** start RECORD EXCERPTS **

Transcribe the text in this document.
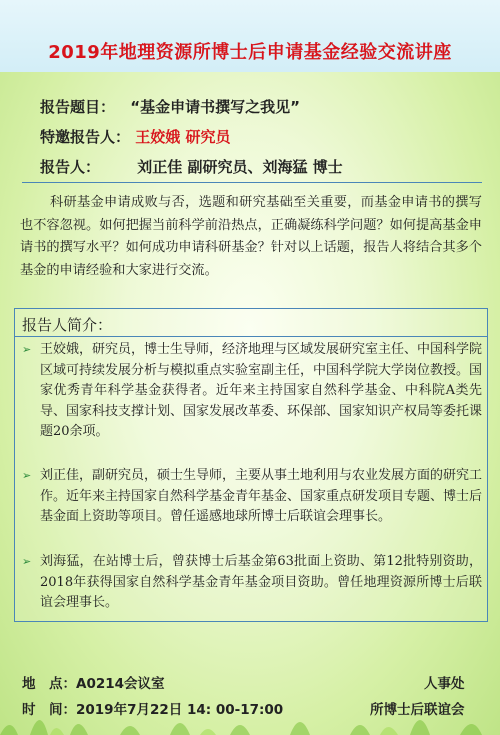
2019年地理资源所博士后申请基金经验交流讲座
报告题目： “基金申请书撰写之我见”
特邀报告人： 王姣娥 研究员
报告人： 刘正佳 副研究员、刘海猛 博士
科研基金申请成败与否，选题和研究基础至关重要，而基金申请书的撰写也不容忽视。如何把握当前科学前沿热点，正确凝练科学问题？如何提高基金申请书的撰写水平？如何成功申请科研基金？针对以上话题，报告人将结合其多个基金的申请经验和大家进行交流。
报告人简介：
➢ 王姣娥，研究员，博士生导师，经济地理与区域发展研究室主任、中国科学院区域可持续发展分析与模拟重点实验室副主任，中国科学院大学岗位教授。国家优秀青年科学基金获得者。近年来主持国家自然科学基金、中科院A类先导、国家科技支撑计划、国家发展改革委、环保部、国家知识产权局等委托课题20余项。
➢ 刘正佳，副研究员，硕士生导师，主要从事土地利用与农业发展方面的研究工作。近年来主持国家自然科学基金青年基金、国家重点研发项目专题、博士后基金面上资助等项目。曾任遥感地球所博士后联谊会理事长。
➢ 刘海猛，在站博士后，曾获博士后基金第63批面上资助、第12批特别资助，2018年获得国家自然科学基金青年基金项目资助。曾任地理资源所博士后联谊会理事长。
地　点：A0214会议室
时　间：2019年7月22日 14: 00-17:00
人事处
所博士后联谊会
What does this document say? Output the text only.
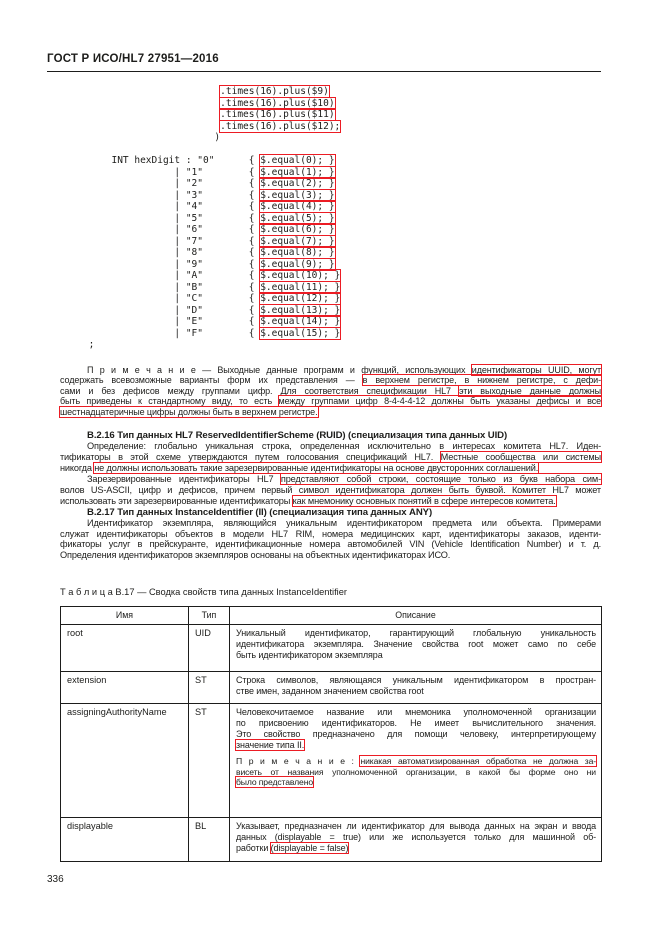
ГОСТ Р ИСО/HL7 27951—2016
.times(16).plus($9)
.times(16).plus($10)
.times(16).plus($11)
.times(16).plus($12);
)

INT hexDigit : "0"      { $.equal(0); }
| "1"        { $.equal(1); }
| "2"        { $.equal(2); }
| "3"        { $.equal(3); }
| "4"        { $.equal(4); }
| "5"        { $.equal(5); }
| "6"        { $.equal(6); }
| "7"        { $.equal(7); }
| "8"        { $.equal(8); }
| "9"        { $.equal(9); }
| "A"        { $.equal(10); }
| "B"        { $.equal(11); }
| "C"        { $.equal(12); }
| "D"        { $.equal(13); }
| "E"        { $.equal(14); }
| "F"        { $.equal(15); }
;
П р и м е ч а н и е — Выходные данные программ и функций, использующих идентификаторы UUID, могут
содержать всевозможные варианты форм их представления — в верхнем регистре, в нижнем регистре, с дефи-
сами и без дефисов между группами цифр. Для соответствия спецификации HL7 эти выходные данные должны
быть приведены к стандартному виду, то есть между группами цифр 8-4-4-4-12 должны быть указаны дефисы и все
шестнадцатеричные цифры должны быть в верхнем регистре.
В.2.16 Тип данных HL7 ReservedIdentifierScheme (RUID) (специализация типа данных UID)
Определение: глобально уникальная строка, определенная исключительно в интересах комитета HL7. Иден-
тификаторы в этой схеме утверждаются путем голосования спецификаций HL7. Местные сообщества или системы
никогда не должны использовать такие зарезервированные идентификаторы на основе двусторонних соглашений.
Зарезервированные идентификаторы HL7 представляют собой строки, состоящие только из букв набора сим-
волов US-ASCII, цифр и дефисов, причем первый символ идентификатора должен быть буквой. Комитет HL7 может
использовать эти зарезервированные идентификаторы как мнемонику основных понятий в сфере интересов комитета.
В.2.17 Тип данных InstanceIdentifier (II) (специализация типа данных ANY)
Идентификатор экземпляра, являющийся уникальным идентификатором предмета или объекта. Примерами
служат идентификаторы объектов в модели HL7 RIM, номера медицинских карт, идентификаторы заказов, иденти-
фикаторы услуг в прейскуранте, идентификационные номера автомобилей VIN (Vehicle Identification Number) и т. д.
Определения идентификаторов экземпляров основаны на объектных идентификаторах ИСО.
Т а б л и ц а В.17 — Сводка свойств типа данных InstanceIdentifier
Имя	Тип	Описание
root	UID	Уникальный идентификатор, гарантирующий глобальную уникальность
идентификатора экземпляра. Значение свойства root может само по себе
быть идентификатором экземпляра

extension	ST	Строка символов, являющаяся уникальным идентификатором в простран-
стве имен, заданном значением свойства root

assigningAuthorityName	ST	Человекочитаемое название или мнемоника уполномоченной организации
по присвоению идентификаторов. Не имеет вычислительного значения.
Это свойство предназначено для помощи человеку, интерпретирующему
значение типа II.
П р и м е ч а н и е : никакая автоматизированная обработка не должна за-
висеть от названия уполномоченной организации, в какой бы форме оно ни
было представлено

displayable	BL	Указывает, предназначен ли идентификатор для вывода данных на экран и ввода
данных (displayable = true) или же используется только для машинной об-
работки (displayable = false)
336
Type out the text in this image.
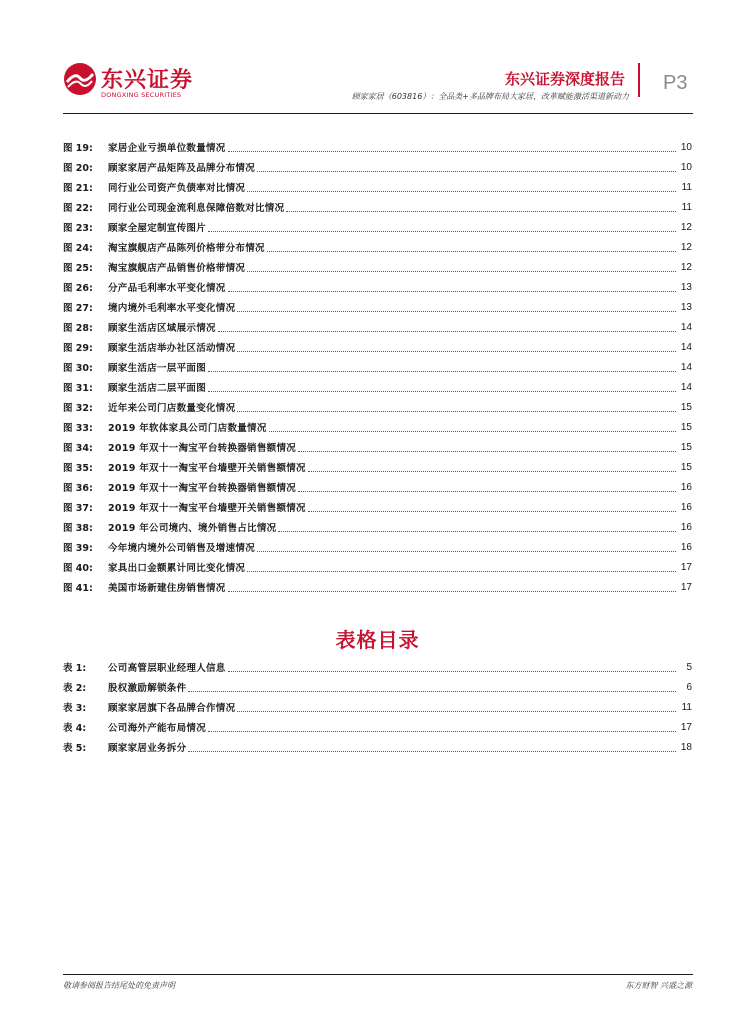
东兴证券
DONGXING SECURITIES
东兴证券深度报告
顾家家居（603816）：全品类+多品牌布局大家居，改革赋能激活渠道新动力
P3
图 19:	家居企业亏损单位数量情况	10
图 20:	顾家家居产品矩阵及品牌分布情况	10
图 21:	同行业公司资产负债率对比情况	11
图 22:	同行业公司现金流利息保障倍数对比情况	11
图 23:	顾家全屋定制宣传图片	12
图 24:	淘宝旗舰店产品陈列价格带分布情况	12
图 25:	淘宝旗舰店产品销售价格带情况	12
图 26:	分产品毛利率水平变化情况	13
图 27:	境内境外毛利率水平变化情况	13
图 28:	顾家生活店区域展示情况	14
图 29:	顾家生活店举办社区活动情况	14
图 30:	顾家生活店一层平面图	14
图 31:	顾家生活店二层平面图	14
图 32:	近年来公司门店数量变化情况	15
图 33:	2019 年软体家具公司门店数量情况	15
图 34:	2019 年双十一淘宝平台转换器销售额情况	15
图 35:	2019 年双十一淘宝平台墙壁开关销售额情况	15
图 36:	2019 年双十一淘宝平台转换器销售额情况	16
图 37:	2019 年双十一淘宝平台墙壁开关销售额情况	16
图 38:	2019 年公司境内、境外销售占比情况	16
图 39:	今年境内境外公司销售及增速情况	16
图 40:	家具出口金额累计同比变化情况	17
图 41:	美国市场新建住房销售情况	17
表格目录
表 1:	公司高管层职业经理人信息	5
表 2:	股权激励解锁条件	6
表 3:	顾家家居旗下各品牌合作情况	11
表 4:	公司海外产能布局情况	17
表 5:	顾家家居业务拆分	18
敬请参阅报告结尾处的免责声明	东方财智 兴盛之源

** end RECORD EXCERPTS **

## WHAT YOU NEED TO DO
Report only how many lines in the listing contain the string "plus".

## RESULT BELOW
4